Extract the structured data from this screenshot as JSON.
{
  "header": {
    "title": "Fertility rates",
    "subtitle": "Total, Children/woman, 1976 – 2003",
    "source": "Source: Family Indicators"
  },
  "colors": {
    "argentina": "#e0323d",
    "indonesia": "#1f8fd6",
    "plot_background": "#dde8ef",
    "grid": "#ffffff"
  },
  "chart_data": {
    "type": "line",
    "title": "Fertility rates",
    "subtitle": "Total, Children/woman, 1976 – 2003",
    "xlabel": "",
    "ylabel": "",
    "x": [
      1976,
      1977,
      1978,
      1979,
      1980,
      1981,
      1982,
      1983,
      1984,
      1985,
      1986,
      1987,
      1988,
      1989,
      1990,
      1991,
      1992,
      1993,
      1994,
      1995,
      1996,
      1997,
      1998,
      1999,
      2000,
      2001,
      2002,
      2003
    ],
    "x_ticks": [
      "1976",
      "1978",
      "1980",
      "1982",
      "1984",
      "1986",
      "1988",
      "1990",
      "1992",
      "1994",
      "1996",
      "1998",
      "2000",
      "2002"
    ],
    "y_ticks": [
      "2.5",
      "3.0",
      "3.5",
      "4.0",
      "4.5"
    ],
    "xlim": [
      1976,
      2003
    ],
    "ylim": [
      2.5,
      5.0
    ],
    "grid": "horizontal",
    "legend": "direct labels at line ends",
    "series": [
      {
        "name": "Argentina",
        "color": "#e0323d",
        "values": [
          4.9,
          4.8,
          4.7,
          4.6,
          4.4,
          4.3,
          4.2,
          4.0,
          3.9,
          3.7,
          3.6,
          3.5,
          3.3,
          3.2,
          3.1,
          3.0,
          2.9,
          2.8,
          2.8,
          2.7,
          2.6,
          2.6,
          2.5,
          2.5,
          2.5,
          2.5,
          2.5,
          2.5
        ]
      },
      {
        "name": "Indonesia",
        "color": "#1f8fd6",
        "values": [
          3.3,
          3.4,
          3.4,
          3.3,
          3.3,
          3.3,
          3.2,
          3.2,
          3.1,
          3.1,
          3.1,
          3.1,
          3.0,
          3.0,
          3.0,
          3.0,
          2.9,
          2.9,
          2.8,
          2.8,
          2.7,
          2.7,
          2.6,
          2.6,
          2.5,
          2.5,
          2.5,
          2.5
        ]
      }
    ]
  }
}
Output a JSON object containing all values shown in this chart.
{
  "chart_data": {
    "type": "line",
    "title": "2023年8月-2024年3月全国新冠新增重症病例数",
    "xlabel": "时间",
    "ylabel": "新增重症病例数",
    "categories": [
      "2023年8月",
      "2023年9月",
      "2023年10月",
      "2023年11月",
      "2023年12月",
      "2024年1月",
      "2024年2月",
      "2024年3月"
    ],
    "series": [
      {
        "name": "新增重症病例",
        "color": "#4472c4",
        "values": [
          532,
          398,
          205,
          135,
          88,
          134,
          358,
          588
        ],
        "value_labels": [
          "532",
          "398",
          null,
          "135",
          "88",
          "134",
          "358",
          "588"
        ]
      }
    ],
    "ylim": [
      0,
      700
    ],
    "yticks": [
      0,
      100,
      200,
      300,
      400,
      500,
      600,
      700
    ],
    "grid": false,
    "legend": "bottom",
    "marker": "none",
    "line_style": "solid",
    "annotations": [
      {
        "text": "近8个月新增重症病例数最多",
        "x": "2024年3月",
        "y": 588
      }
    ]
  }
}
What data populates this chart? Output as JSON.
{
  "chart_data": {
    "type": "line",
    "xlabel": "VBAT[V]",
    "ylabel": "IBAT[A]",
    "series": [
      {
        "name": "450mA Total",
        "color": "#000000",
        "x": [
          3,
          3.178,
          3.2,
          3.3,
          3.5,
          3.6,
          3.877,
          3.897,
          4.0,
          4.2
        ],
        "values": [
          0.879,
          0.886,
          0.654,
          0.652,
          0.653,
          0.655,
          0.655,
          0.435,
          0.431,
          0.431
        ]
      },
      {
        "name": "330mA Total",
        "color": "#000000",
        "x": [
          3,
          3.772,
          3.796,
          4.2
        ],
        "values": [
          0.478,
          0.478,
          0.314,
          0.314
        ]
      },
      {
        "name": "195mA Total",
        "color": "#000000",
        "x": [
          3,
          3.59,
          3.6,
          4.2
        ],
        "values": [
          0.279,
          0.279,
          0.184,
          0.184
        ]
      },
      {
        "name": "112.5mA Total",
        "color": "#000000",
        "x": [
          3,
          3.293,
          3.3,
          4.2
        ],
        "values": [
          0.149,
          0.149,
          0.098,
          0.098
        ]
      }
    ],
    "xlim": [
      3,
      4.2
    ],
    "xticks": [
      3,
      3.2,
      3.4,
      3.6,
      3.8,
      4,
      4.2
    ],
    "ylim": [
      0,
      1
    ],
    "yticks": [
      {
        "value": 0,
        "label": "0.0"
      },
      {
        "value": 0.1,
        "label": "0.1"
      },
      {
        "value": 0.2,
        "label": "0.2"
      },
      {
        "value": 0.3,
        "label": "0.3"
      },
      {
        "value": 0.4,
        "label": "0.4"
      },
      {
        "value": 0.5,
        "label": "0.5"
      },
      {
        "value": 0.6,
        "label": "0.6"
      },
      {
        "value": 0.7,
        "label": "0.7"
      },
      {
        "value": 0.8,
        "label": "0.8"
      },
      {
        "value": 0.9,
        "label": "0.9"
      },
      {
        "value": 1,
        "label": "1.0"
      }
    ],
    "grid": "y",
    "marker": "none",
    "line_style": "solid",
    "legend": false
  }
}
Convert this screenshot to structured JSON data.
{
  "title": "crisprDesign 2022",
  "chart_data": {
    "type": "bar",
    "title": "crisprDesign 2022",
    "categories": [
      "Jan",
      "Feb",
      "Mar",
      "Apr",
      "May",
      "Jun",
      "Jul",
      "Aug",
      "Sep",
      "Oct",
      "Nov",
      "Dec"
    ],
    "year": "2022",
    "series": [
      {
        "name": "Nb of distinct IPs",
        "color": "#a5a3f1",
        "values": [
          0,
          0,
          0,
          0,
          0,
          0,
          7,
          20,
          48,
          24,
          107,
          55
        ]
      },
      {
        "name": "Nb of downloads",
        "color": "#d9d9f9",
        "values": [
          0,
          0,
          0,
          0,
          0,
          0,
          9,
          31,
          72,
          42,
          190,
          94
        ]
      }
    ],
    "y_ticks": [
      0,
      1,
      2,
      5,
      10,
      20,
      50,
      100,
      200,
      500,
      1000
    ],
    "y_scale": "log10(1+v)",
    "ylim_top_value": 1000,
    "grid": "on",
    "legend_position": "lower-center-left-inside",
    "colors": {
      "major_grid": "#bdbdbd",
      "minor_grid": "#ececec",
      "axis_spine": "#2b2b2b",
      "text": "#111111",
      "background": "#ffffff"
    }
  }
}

# # # # # # #

> _Task statement_:
Find the word "this" in the data and show each line that holds it.

> _The reply_:
Extract the structured data from this screenshot as JSON.
Output a JSON object containing all values shown in this chart.
What data populates this chart? Output as JSON.
Convert this screenshot to structured JSON data.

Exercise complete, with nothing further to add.